▶ _Instructions to follow_: Where a line contains the string "giác", copy that line.

┌──

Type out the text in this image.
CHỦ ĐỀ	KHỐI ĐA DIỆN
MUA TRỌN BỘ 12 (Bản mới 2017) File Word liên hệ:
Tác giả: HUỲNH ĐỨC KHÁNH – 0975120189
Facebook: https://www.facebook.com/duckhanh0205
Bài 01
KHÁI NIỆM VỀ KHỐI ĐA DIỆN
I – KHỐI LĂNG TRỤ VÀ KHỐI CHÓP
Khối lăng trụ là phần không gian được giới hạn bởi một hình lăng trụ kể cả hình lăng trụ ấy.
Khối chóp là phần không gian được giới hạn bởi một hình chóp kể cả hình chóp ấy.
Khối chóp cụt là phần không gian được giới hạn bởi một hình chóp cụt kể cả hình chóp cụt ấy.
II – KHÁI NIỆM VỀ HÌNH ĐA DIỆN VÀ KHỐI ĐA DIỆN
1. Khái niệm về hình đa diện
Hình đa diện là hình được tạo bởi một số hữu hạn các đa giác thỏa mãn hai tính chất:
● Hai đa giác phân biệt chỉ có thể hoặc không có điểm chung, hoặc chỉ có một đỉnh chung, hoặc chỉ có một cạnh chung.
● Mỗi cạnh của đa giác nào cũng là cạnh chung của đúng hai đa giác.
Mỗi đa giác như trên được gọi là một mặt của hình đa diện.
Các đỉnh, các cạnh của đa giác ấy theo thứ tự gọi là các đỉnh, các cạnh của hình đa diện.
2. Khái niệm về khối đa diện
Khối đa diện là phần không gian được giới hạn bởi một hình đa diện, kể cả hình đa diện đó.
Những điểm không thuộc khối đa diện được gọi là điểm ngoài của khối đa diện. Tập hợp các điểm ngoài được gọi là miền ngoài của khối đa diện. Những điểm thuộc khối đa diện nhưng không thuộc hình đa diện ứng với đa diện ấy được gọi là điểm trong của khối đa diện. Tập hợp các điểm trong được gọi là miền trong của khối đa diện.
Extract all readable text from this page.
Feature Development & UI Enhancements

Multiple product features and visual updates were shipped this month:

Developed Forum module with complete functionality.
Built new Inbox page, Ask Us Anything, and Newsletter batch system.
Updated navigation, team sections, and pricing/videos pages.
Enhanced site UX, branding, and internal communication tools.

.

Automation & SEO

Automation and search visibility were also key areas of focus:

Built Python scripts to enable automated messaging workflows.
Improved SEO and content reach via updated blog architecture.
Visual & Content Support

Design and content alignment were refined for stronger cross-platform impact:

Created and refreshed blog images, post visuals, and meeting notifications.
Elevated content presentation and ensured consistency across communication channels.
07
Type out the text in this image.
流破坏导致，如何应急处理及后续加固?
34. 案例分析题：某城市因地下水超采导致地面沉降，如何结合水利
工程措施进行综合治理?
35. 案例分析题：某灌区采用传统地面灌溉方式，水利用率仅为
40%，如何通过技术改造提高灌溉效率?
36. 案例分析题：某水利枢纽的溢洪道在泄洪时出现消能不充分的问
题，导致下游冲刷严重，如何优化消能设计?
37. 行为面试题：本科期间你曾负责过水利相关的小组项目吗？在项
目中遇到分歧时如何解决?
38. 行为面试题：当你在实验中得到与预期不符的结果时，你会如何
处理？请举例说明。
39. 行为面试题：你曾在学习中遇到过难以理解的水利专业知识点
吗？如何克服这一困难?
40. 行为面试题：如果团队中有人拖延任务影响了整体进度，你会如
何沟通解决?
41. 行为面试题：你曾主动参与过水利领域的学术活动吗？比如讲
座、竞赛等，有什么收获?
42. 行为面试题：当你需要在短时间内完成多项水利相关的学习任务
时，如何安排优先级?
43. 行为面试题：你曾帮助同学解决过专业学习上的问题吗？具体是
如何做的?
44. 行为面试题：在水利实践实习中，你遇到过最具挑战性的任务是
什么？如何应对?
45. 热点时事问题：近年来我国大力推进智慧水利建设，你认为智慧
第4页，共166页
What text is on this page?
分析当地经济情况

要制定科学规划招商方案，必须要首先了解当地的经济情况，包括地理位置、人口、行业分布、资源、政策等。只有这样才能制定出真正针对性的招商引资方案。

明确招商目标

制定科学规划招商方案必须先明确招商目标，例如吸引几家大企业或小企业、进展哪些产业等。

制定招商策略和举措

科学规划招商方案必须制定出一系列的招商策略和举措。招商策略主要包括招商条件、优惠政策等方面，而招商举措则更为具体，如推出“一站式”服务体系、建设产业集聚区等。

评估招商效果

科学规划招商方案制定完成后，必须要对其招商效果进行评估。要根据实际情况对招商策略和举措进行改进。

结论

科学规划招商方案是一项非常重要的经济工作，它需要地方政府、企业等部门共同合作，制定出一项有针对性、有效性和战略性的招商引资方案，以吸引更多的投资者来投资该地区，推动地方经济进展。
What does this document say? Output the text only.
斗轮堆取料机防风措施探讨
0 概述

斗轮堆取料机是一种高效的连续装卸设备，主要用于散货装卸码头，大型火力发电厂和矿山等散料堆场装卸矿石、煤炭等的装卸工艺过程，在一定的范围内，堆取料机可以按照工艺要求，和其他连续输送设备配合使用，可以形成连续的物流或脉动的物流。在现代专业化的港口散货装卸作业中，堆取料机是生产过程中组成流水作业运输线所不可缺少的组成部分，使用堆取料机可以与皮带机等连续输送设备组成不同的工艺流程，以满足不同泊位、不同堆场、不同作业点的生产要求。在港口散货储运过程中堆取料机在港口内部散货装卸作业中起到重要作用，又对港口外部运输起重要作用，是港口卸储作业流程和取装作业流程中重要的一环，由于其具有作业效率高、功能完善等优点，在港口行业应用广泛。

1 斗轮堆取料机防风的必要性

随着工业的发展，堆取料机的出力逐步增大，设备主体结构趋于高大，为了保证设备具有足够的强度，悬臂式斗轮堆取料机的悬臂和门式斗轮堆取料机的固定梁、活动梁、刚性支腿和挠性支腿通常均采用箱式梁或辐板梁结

└──

▶ _Complete response_:
Hình đa diện là hình được tạo bởi một số hữu hạn các đa giác thỏa mãn hai tính chất:
● Hai đa giác phân biệt chỉ có thể hoặc không có điểm chung, hoặc chỉ có một đỉnh chung, hoặc chỉ có một cạnh chung.
● Mỗi cạnh của đa giác nào cũng là cạnh chung của đúng hai đa giác.
Mỗi đa giác như trên được gọi là một mặt của hình đa diện.
Các đỉnh, các cạnh của đa giác ấy theo thứ tự gọi là các đỉnh, các cạnh của hình đa diện.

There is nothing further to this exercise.